__Directions for this task__:
The records below must be retyped exactly.

* Begin Material for this exercise *

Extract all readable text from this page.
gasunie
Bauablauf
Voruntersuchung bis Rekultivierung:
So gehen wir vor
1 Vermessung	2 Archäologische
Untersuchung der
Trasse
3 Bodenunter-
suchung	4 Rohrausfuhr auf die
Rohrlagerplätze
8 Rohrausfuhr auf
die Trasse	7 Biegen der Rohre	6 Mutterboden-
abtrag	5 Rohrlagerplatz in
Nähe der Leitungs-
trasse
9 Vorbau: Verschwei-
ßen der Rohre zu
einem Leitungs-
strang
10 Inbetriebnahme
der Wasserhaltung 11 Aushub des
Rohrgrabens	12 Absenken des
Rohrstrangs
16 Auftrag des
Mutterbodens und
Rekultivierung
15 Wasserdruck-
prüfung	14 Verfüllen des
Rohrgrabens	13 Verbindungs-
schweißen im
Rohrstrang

* End Material for this exercise *

__Solution to the exercise__:
Extract all readable text from this page.
gasunie
Bauablauf
Voruntersuchung bis Rekultivierung:
So gehen wir vor
1 Vermessung	2 Archäologische
Untersuchung der
Trasse
3 Bodenunter-
suchung	4 Rohrausfuhr auf die
Rohrlagerplätze
8 Rohrausfuhr auf
die Trasse	7 Biegen der Rohre	6 Mutterboden-
abtrag	5 Rohrlagerplatz in
Nähe der Leitungs-
trasse
9 Vorbau: Verschwei-
ßen der Rohre zu
einem Leitungs-
strang
10 Inbetriebnahme
der Wasserhaltung 11 Aushub des
Rohrgrabens	12 Absenken des
Rohrstrangs
16 Auftrag des
Mutterbodens und
Rekultivierung
15 Wasserdruck-
prüfung	14 Verfüllen des
Rohrgrabens	13 Verbindungs-
schweißen im
Rohrstrang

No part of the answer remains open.